__ACTION ITEM__.
Lines below containing the word "brukar" should be copied out.

__MATERIALS PROVIDED__.
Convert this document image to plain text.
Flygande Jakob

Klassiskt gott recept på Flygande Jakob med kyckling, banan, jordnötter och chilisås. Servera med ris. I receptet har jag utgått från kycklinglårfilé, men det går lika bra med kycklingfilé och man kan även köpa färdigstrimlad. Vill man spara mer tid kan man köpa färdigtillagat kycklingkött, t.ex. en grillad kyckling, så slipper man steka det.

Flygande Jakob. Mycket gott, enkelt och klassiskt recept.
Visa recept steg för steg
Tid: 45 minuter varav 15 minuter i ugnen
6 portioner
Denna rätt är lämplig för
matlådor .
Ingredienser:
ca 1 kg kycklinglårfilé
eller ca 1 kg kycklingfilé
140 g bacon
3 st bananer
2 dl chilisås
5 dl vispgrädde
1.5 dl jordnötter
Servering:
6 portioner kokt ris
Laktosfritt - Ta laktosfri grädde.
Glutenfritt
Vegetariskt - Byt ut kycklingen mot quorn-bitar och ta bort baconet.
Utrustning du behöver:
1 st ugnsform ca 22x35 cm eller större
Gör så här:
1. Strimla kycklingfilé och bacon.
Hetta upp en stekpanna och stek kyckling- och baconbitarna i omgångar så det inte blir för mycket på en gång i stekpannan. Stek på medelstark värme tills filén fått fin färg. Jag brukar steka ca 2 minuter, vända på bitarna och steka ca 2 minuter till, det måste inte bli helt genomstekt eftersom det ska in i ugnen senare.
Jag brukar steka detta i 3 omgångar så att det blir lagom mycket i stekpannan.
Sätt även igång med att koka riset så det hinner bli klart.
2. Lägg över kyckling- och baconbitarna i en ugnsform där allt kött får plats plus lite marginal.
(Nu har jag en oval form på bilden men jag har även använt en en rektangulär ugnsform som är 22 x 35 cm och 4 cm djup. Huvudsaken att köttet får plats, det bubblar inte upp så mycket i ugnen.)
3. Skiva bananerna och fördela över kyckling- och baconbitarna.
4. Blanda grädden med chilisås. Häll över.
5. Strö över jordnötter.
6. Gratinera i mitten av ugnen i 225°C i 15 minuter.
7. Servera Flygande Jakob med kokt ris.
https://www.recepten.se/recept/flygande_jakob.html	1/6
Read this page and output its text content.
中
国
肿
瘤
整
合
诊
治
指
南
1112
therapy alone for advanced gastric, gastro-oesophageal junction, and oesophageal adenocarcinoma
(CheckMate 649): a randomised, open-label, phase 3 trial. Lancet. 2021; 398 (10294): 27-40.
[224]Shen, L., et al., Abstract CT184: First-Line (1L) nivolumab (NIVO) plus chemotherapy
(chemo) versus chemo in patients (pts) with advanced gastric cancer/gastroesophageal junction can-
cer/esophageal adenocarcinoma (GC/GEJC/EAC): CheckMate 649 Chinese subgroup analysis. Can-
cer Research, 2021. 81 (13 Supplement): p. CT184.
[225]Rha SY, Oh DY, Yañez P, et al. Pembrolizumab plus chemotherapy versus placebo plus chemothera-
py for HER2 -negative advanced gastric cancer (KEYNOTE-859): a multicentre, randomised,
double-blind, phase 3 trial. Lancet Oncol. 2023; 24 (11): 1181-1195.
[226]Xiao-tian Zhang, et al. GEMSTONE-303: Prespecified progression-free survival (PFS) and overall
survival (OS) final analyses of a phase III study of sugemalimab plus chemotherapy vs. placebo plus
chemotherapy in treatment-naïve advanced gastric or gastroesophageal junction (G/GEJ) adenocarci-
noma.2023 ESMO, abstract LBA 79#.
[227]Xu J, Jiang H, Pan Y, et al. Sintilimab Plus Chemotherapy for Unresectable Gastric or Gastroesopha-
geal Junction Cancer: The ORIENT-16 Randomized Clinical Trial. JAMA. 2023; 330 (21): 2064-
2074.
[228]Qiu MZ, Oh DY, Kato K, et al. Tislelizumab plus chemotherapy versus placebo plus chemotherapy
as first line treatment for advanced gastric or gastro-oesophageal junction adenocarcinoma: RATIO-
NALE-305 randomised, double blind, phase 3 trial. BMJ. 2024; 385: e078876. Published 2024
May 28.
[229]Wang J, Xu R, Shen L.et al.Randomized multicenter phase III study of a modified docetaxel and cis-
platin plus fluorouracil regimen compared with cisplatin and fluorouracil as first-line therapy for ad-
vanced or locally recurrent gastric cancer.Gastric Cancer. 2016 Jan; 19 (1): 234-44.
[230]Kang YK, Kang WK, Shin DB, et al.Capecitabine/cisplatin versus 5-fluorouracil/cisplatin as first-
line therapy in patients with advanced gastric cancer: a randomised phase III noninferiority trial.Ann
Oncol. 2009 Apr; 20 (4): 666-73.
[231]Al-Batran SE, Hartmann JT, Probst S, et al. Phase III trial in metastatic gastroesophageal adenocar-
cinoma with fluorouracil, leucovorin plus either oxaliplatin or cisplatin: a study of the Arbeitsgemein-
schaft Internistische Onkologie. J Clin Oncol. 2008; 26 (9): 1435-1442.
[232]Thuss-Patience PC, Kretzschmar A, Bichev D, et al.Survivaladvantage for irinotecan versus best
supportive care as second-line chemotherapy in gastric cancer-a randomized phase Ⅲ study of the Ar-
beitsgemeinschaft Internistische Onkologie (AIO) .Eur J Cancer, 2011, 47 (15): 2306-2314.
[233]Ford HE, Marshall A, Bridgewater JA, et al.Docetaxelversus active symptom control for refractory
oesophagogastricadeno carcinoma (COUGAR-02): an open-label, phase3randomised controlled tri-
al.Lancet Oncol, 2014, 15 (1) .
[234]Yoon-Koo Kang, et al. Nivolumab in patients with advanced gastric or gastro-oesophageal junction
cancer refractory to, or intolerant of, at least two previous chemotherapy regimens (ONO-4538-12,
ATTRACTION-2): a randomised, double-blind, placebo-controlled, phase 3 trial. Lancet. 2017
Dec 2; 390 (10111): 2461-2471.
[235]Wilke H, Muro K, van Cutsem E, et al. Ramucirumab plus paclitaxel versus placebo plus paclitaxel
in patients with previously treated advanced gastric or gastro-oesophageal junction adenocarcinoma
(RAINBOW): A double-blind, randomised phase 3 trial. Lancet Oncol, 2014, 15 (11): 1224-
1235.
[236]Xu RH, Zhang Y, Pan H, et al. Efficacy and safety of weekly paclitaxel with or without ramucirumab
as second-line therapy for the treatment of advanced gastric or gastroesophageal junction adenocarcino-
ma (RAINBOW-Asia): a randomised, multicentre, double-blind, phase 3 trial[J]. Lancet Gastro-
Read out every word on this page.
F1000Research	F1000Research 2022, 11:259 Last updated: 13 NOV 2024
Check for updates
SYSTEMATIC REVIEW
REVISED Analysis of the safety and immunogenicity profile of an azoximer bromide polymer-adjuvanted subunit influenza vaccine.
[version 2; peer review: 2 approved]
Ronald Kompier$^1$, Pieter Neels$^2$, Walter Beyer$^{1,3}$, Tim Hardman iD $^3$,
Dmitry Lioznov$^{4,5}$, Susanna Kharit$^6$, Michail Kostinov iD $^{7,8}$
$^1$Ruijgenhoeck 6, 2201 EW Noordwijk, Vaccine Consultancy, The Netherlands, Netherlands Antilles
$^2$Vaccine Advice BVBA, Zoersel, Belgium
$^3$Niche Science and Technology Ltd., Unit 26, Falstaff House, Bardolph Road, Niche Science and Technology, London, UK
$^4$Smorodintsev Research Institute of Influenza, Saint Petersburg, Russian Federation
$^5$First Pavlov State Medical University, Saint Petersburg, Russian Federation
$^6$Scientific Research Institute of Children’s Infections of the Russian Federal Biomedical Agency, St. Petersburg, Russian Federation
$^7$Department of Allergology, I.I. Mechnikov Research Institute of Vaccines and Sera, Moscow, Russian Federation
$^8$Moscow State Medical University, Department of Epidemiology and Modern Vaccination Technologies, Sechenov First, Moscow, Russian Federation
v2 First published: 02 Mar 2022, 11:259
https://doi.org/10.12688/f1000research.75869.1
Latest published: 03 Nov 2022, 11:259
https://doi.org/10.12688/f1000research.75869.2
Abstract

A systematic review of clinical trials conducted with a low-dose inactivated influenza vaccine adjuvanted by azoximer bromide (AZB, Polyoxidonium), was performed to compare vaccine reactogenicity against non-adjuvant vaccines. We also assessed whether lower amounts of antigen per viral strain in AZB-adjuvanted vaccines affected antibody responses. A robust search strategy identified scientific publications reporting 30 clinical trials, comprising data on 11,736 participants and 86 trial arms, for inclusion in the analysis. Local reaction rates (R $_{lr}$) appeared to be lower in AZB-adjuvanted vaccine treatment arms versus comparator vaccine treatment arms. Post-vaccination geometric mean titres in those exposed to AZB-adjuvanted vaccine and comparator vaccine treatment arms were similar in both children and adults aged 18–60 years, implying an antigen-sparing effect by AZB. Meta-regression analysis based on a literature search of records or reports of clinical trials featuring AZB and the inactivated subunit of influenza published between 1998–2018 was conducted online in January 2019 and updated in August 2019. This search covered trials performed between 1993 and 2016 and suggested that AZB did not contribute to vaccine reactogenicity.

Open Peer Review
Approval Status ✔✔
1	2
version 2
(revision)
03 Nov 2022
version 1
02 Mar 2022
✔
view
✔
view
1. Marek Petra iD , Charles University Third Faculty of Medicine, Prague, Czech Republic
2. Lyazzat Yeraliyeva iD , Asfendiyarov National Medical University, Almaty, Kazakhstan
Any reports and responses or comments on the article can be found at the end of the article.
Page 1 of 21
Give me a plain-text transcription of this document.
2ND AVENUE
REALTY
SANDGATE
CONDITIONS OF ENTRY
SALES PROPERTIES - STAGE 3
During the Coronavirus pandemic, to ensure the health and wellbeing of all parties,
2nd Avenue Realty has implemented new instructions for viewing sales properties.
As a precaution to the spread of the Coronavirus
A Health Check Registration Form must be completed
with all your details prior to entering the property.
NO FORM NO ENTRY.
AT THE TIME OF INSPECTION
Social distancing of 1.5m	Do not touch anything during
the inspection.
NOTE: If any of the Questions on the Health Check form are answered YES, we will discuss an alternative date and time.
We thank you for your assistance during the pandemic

__PROBLEM SOLUTION__.
Hetta upp en stekpanna och stek kyckling- och baconbitarna i omgångar så det inte blir för mycket på en gång i stekpannan. Stek på medelstark värme tills filén fått fin färg. Jag brukar steka ca 2 minuter, vända på bitarna och steka ca 2 minuter till, det måste inte bli helt genomstekt eftersom det ska in i ugnen senare.
Jag brukar steka detta i 3 omgångar så att det blir lagom mycket i stekpannan.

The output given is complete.